▸ **What you have to do**
Copy, in full, each line of the material that holds the word "JSON".

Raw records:
———

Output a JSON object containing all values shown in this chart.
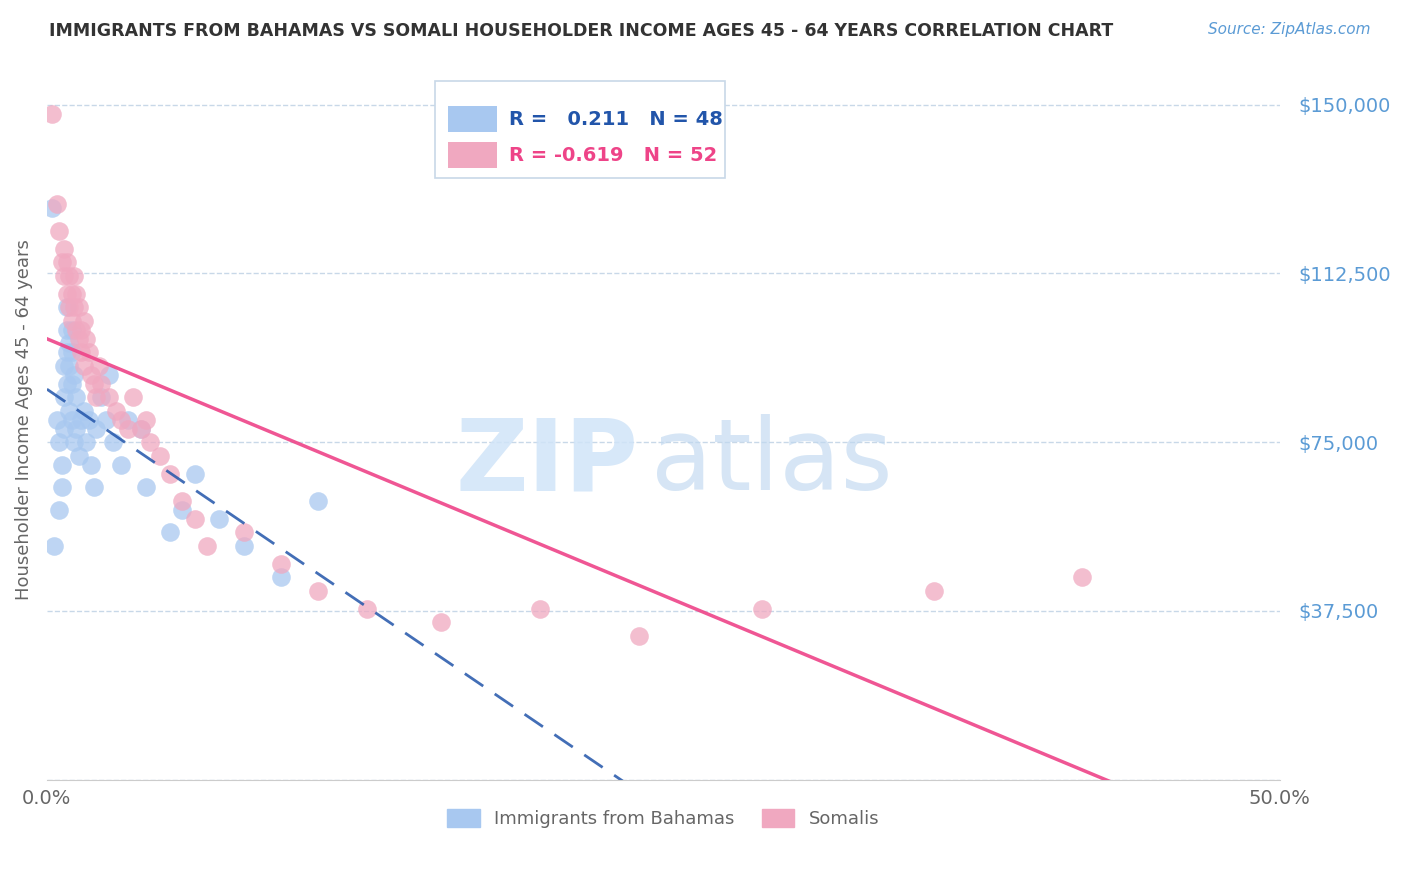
{
  "title": "IMMIGRANTS FROM BAHAMAS VS SOMALI HOUSEHOLDER INCOME AGES 45 - 64 YEARS CORRELATION CHART",
  "source": "Source: ZipAtlas.com",
  "ylabel": "Householder Income Ages 45 - 64 years",
  "y_label_color": "#5b9bd5",
  "x_range": [
    0,
    0.5
  ],
  "y_range": [
    0,
    160000
  ],
  "ytick_values": [
    37500,
    75000,
    112500,
    150000
  ],
  "bahamas_R": 0.211,
  "bahamas_N": 48,
  "somali_R": -0.619,
  "somali_N": 52,
  "bahamas_color": "#a8c8f0",
  "somali_color": "#f0a8c0",
  "bahamas_line_color": "#2255aa",
  "somali_line_color": "#ee4488",
  "watermark_zip": "ZIP",
  "watermark_atlas": "atlas",
  "watermark_color": "#dce8f8",
  "background_color": "#ffffff",
  "grid_color": "#c8d8e8",
  "title_color": "#333333",
  "source_color": "#5b9bd5",
  "axis_label_color": "#666666",
  "tick_label_color": "#666666",
  "bahamas_x": [
    0.002,
    0.003,
    0.004,
    0.005,
    0.005,
    0.006,
    0.006,
    0.007,
    0.007,
    0.007,
    0.008,
    0.008,
    0.008,
    0.008,
    0.009,
    0.009,
    0.009,
    0.01,
    0.01,
    0.01,
    0.01,
    0.011,
    0.011,
    0.012,
    0.012,
    0.013,
    0.014,
    0.015,
    0.016,
    0.017,
    0.018,
    0.019,
    0.02,
    0.022,
    0.024,
    0.025,
    0.027,
    0.03,
    0.033,
    0.038,
    0.04,
    0.05,
    0.055,
    0.06,
    0.07,
    0.08,
    0.095,
    0.11
  ],
  "bahamas_y": [
    127000,
    52000,
    80000,
    75000,
    60000,
    70000,
    65000,
    85000,
    78000,
    92000,
    100000,
    95000,
    88000,
    105000,
    82000,
    97000,
    92000,
    88000,
    95000,
    100000,
    80000,
    90000,
    75000,
    85000,
    78000,
    72000,
    80000,
    82000,
    75000,
    80000,
    70000,
    65000,
    78000,
    85000,
    80000,
    90000,
    75000,
    70000,
    80000,
    78000,
    65000,
    55000,
    60000,
    68000,
    58000,
    52000,
    45000,
    62000
  ],
  "somali_x": [
    0.002,
    0.004,
    0.005,
    0.006,
    0.007,
    0.007,
    0.008,
    0.008,
    0.009,
    0.009,
    0.01,
    0.01,
    0.011,
    0.011,
    0.012,
    0.012,
    0.013,
    0.013,
    0.014,
    0.014,
    0.015,
    0.015,
    0.016,
    0.017,
    0.018,
    0.019,
    0.02,
    0.021,
    0.022,
    0.025,
    0.028,
    0.03,
    0.033,
    0.035,
    0.038,
    0.04,
    0.042,
    0.046,
    0.05,
    0.055,
    0.06,
    0.065,
    0.08,
    0.095,
    0.11,
    0.13,
    0.16,
    0.2,
    0.24,
    0.29,
    0.36,
    0.42
  ],
  "somali_y": [
    148000,
    128000,
    122000,
    115000,
    112000,
    118000,
    108000,
    115000,
    105000,
    112000,
    108000,
    102000,
    112000,
    105000,
    100000,
    108000,
    98000,
    105000,
    100000,
    95000,
    92000,
    102000,
    98000,
    95000,
    90000,
    88000,
    85000,
    92000,
    88000,
    85000,
    82000,
    80000,
    78000,
    85000,
    78000,
    80000,
    75000,
    72000,
    68000,
    62000,
    58000,
    52000,
    55000,
    48000,
    42000,
    38000,
    35000,
    38000,
    32000,
    38000,
    42000,
    45000
  ]
}
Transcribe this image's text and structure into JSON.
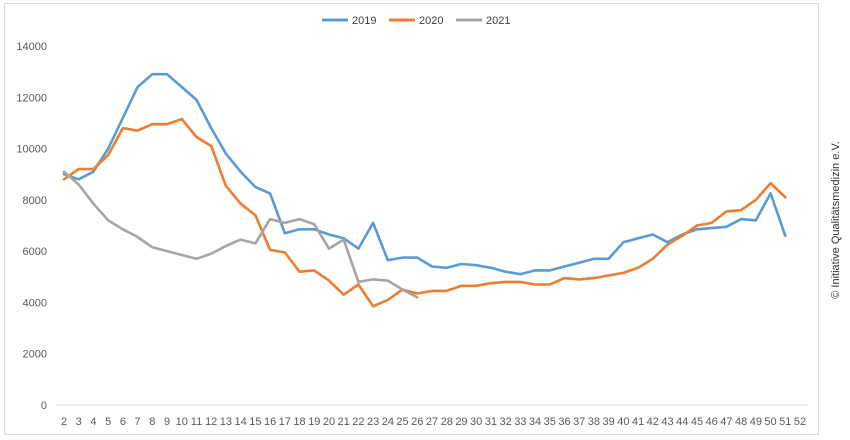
{
  "copyright": "© Initiative Qualitätsmedizin e.V.",
  "chart_data": {
    "type": "line",
    "title": "",
    "xlabel": "",
    "ylabel": "",
    "ylim": [
      0,
      14000
    ],
    "yticks": [
      0,
      2000,
      4000,
      6000,
      8000,
      10000,
      12000,
      14000
    ],
    "grid": false,
    "legend": "top-center",
    "x": [
      "2",
      "3",
      "4",
      "5",
      "6",
      "7",
      "8",
      "9",
      "10",
      "11",
      "12",
      "13",
      "14",
      "15",
      "16",
      "17",
      "18",
      "19",
      "20",
      "21",
      "22",
      "23",
      "24",
      "25",
      "26",
      "27",
      "28",
      "29",
      "30",
      "31",
      "32",
      "33",
      "34",
      "35",
      "36",
      "37",
      "38",
      "39",
      "40",
      "41",
      "42",
      "43",
      "44",
      "45",
      "46",
      "47",
      "48",
      "49",
      "50",
      "51",
      "52"
    ],
    "series": [
      {
        "name": "2019",
        "color": "#5b9bd5",
        "values": [
          9000,
          8800,
          9100,
          10000,
          11200,
          12400,
          12900,
          12900,
          12400,
          11900,
          10800,
          9800,
          9100,
          8500,
          8250,
          6700,
          6850,
          6850,
          6650,
          6500,
          6100,
          7100,
          5650,
          5750,
          5750,
          5400,
          5350,
          5500,
          5450,
          5350,
          5200,
          5100,
          5250,
          5250,
          5400,
          5550,
          5700,
          5700,
          6350,
          6500,
          6650,
          6350,
          6650,
          6850,
          6900,
          6950,
          7250,
          7200,
          8250,
          6600,
          null
        ]
      },
      {
        "name": "2020",
        "color": "#ed7d31",
        "values": [
          8800,
          9200,
          9200,
          9750,
          10800,
          10700,
          10950,
          10950,
          11150,
          10450,
          10100,
          8550,
          7850,
          7400,
          6050,
          5950,
          5200,
          5250,
          4850,
          4300,
          4700,
          3850,
          4100,
          4500,
          4350,
          4450,
          4450,
          4650,
          4650,
          4750,
          4800,
          4800,
          4700,
          4700,
          4950,
          4900,
          4950,
          5050,
          5150,
          5350,
          5700,
          6250,
          6600,
          7000,
          7100,
          7550,
          7600,
          8000,
          8650,
          8100,
          null
        ]
      },
      {
        "name": "2021",
        "color": "#a5a5a5",
        "values": [
          9100,
          8600,
          7850,
          7200,
          6850,
          6550,
          6150,
          6000,
          5850,
          5700,
          5900,
          6200,
          6450,
          6300,
          7250,
          7100,
          7250,
          7050,
          6100,
          6450,
          4800,
          4900,
          4850,
          4500,
          4200,
          null,
          null,
          null,
          null,
          null,
          null,
          null,
          null,
          null,
          null,
          null,
          null,
          null,
          null,
          null,
          null,
          null,
          null,
          null,
          null,
          null,
          null,
          null,
          null,
          null,
          null
        ]
      }
    ]
  }
}
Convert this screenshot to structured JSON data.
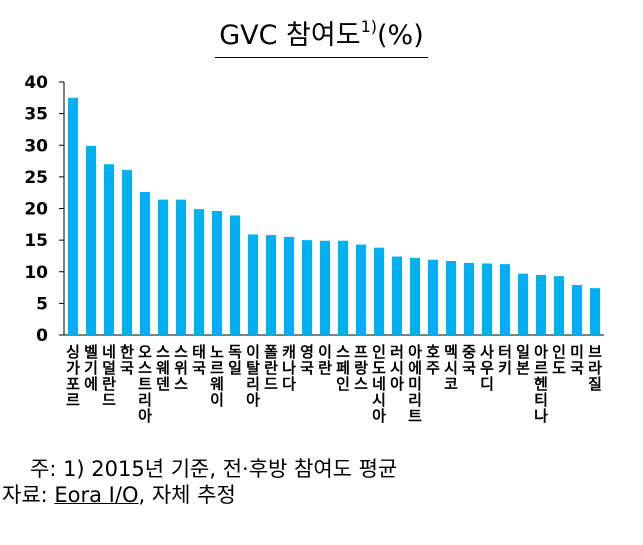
{
  "title": {
    "main": "GVC  참여도",
    "sup": "1)",
    "unit": "(%)"
  },
  "notes": {
    "line1": "주: 1) 2015년 기준, 전·후방 참여도 평균",
    "line2_prefix": "자료: ",
    "line2_source": "Eora I/O",
    "line2_suffix": ", 자체 추정"
  },
  "colors": {
    "bar": "#00B0F0",
    "axis": "#000000"
  },
  "chart_data": {
    "type": "bar",
    "title": "GVC 참여도 1)(%)",
    "categories": [
      "싱가포르",
      "벨기에",
      "네덜란드",
      "한국",
      "오스트리아",
      "스웨덴",
      "스위스",
      "태국",
      "노르웨이",
      "독일",
      "이탈리아",
      "폴란드",
      "캐나다",
      "영국",
      "이란",
      "스페인",
      "프랑스",
      "인도네시아",
      "러시아",
      "아메리트",
      "호주",
      "멕시코",
      "중국",
      "사우디",
      "터키",
      "일본",
      "아르헨티나",
      "인도",
      "미국",
      "브라질"
    ],
    "labels_display": [
      "싱가포르",
      "벨기에",
      "네덜란드",
      "한국",
      "오스트리아",
      "스웨덴",
      "스위스",
      "태국",
      "노르웨이",
      "독일",
      "이탈리아",
      "폴란드",
      "캐나다",
      "영국",
      "이란",
      "스페인",
      "프랑스",
      "인도네시아",
      "러시아",
      "아에미리트",
      "호주",
      "멕시코",
      "중국",
      "사우디",
      "터키",
      "일본",
      "아르헨티나",
      "인도",
      "미국",
      "브라질"
    ],
    "values": [
      37.5,
      29.9,
      27.0,
      26.1,
      22.6,
      21.4,
      21.4,
      19.9,
      19.6,
      18.9,
      15.9,
      15.8,
      15.5,
      15.0,
      14.9,
      14.9,
      14.3,
      13.8,
      12.4,
      12.2,
      11.9,
      11.7,
      11.4,
      11.3,
      11.2,
      9.7,
      9.5,
      9.3,
      7.9,
      7.4
    ],
    "ylim": [
      0,
      40
    ],
    "yticks": [
      0,
      5,
      10,
      15,
      20,
      25,
      30,
      35,
      40
    ],
    "xlabel": "",
    "ylabel": "",
    "grid": false,
    "legend": "none"
  }
}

———

▸ **Exercise response**
Output a JSON object containing all values shown in this chart.
Transcribe this image's text and structure into JSON.
Convert this screenshot to structured JSON data.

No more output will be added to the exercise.